> _Material for the task_
[BEGIN]
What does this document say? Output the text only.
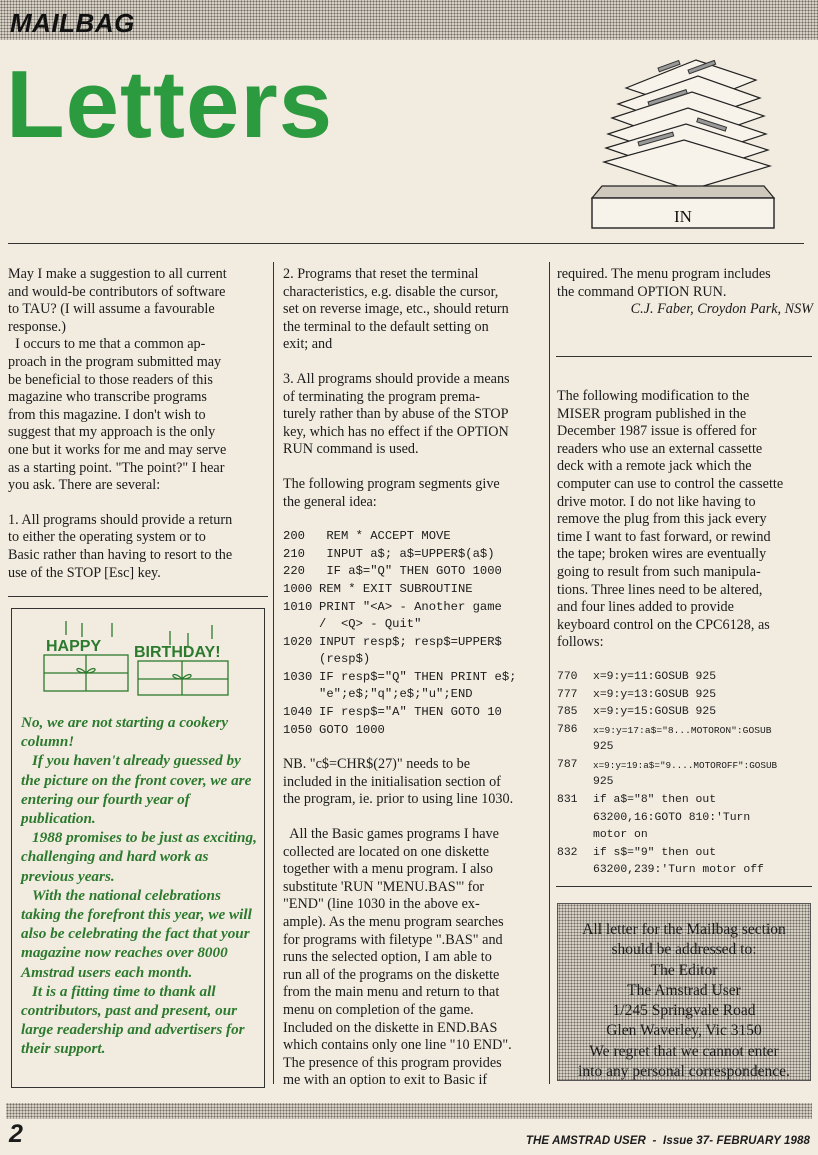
MAILBAG
Letters
IN

May I make a suggestion to all current

and would-be contributors of software

to TAU? (I will assume a favourable

response.)

I occurs to me that a common ap-

proach in the program submitted may

be beneficial to those readers of this

magazine who transcribe programs

from this magazine. I don't wish to

suggest that my approach is the only

one but it works for me and may serve

as a starting point. "The point?" I hear

you ask. There are several:

1. All programs should provide a return

to either the operating system or to

Basic rather than having to resort to the

use of the STOP [Esc] key.

HAPPY BIRTHDAY!

No, we are not starting a cookery column!

If you haven't already guessed by the picture on the front cover, we are entering our fourth year of publication.

1988 promises to be just as exciting, challenging and hard work as previous years.

With the national celebrations taking the forefront this year, we will also be celebrating the fact that your magazine now reaches over 8000 Amstrad users each month.

It is a fitting time to thank all contributors, past and present, our large readership and advertisers for their support.

2. Programs that reset the terminal

characteristics, e.g. disable the cursor,

set on reverse image, etc., should return

the terminal to the default setting on

exit; and

3. All programs should provide a means

of terminating the program prema-

turely rather than by abuse of the STOP

key, which has no effect if the OPTION

RUN command is used.

The following program segments give

the general idea:

200	REM * ACCEPT MOVE
210	INPUT a$; a$=UPPER$(a$)
220	IF a$="Q" THEN GOTO 1000
1000 REM * EXIT SUBROUTINE
1010 PRINT "<A> - Another game
/  <Q> - Quit"
1020 INPUT resp$; resp$=UPPER$
(resp$)
1030 IF resp$="Q" THEN PRINT e$;
"e";e$;"q";e$;"u";END
1040 IF resp$="A" THEN GOTO 10
1050 GOTO 1000

NB. "c$=CHR$(27)" needs to be

included in the initialisation section of

the program, ie. prior to using line 1030.

All the Basic games programs I have

collected are located on one diskette

together with a menu program. I also

substitute 'RUN "MENU.BAS"' for

"END" (line 1030 in the above ex-

ample). As the menu program searches

for programs with filetype ".BAS" and

runs the selected option, I am able to

run all of the programs on the diskette

from the main menu and return to that

menu on completion of the game.

Included on the diskette in END.BAS

which contains only one line "10 END".

The presence of this program provides

me with an option to exit to Basic if

required. The menu program includes

the command OPTION RUN.

C.J. Faber, Croydon Park, NSW

The following modification to the

MISER program published in the

December 1987 issue is offered for

readers who use an external cassette

deck with a remote jack which the

computer can use to control the cassette

drive motor. I do not like having to

remove the plug from this jack every

time I want to fast forward, or rewind

the tape; broken wires are eventually

going to result from such manipula-

tions. Three lines need to be altered,

and four lines added to provide

keyboard control on the CPC6128, as

follows:

770	x=9:y=11:GOSUB 925
777	x=9:y=13:GOSUB 925
785	x=9:y=15:GOSUB 925
786	x=9:y=17:a$="8...MOTORON":GOSUB
925
787	x=9:y=19:a$="9....MOTOROFF":GOSUB
925
831	if a$="8" then out
63200,16:GOTO 810:'Turn
motor on
832	if s$="9" then out
63200,239:'Turn motor off

All letter for the Mailbag section

should be addressed to:

The Editor

The Amstrad User

1/245 Springvale Road

Glen Waverley, Vic 3150

We regret that we cannot enter

into any personal correspondence.

2	THE AMSTRAD USER  -  Issue 37- FEBRUARY 1988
[END]
> _Directions_
Working from the listing above, pick out every line that has "diskette" and copy it.

> _Answer below_
collected are located on one diskette
run all of the programs on the diskette
Included on the diskette in END.BAS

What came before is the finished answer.